Gather all lines containing the string "免手续费" and copy them out.

## Start DATASET EXCERPTS

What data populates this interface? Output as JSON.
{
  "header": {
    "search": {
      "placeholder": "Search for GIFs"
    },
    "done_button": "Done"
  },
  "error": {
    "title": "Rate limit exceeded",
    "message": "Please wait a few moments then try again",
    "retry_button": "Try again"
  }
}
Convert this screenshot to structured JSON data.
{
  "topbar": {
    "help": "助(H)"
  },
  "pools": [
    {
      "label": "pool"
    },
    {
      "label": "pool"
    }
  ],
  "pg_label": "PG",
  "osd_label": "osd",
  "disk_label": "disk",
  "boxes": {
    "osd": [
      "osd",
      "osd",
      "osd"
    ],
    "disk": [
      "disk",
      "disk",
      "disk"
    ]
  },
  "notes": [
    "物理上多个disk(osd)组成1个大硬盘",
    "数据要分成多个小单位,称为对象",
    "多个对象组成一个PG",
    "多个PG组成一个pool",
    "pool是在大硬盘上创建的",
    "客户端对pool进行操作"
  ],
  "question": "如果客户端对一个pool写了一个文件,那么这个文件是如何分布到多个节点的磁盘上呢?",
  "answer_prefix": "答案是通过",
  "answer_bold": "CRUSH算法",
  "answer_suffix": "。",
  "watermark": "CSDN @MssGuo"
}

## End DATASET EXCERPTS
## Start DATASET EXCERPTS

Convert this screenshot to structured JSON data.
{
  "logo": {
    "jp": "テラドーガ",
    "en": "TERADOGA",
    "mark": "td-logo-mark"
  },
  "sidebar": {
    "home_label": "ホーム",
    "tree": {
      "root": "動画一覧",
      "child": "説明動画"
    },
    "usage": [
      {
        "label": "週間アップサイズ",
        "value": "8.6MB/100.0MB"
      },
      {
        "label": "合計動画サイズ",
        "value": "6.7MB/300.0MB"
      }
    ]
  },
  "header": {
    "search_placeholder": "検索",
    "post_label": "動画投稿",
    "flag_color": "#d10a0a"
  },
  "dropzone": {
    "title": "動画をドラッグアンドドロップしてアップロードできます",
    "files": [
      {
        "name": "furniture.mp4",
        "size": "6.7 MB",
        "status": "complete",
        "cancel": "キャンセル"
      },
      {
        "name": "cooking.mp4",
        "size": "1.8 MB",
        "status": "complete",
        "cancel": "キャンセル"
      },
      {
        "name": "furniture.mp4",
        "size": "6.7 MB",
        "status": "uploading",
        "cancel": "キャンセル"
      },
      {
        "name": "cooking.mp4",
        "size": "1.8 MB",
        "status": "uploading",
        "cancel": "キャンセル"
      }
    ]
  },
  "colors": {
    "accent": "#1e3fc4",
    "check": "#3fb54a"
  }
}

## End DATASET EXCERPTS
## Start DATASET EXCERPTS

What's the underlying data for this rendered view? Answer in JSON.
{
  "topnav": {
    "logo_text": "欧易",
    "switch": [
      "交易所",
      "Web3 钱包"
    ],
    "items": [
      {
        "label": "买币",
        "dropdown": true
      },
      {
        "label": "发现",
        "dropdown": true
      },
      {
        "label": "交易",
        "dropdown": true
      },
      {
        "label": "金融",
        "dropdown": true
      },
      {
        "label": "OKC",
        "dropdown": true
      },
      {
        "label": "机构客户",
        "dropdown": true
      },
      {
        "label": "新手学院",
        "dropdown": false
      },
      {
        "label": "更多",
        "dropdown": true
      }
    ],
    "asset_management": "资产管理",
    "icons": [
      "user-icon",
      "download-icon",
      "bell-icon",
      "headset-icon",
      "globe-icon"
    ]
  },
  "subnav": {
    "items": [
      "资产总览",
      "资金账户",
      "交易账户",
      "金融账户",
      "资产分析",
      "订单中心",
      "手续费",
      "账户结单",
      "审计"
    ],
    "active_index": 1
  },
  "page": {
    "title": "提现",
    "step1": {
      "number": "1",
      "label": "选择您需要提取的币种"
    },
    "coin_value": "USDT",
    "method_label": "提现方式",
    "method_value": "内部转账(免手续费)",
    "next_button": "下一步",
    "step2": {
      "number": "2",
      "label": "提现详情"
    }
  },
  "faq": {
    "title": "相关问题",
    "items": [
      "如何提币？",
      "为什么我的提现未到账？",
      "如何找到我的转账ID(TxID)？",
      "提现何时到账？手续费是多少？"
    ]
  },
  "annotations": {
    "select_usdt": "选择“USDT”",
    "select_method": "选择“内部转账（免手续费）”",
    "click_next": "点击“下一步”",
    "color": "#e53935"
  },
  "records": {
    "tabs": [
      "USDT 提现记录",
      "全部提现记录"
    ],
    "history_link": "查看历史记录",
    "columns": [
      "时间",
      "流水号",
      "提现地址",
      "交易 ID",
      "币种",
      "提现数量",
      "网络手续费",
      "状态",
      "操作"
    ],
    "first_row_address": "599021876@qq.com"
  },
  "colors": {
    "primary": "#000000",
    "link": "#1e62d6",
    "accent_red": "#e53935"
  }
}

## End DATASET EXCERPTS

- **TASK OUTPUT**:
    "method_value": "内部转账(免手续费)",
    "select_method": "选择“内部转账（免手续费）”",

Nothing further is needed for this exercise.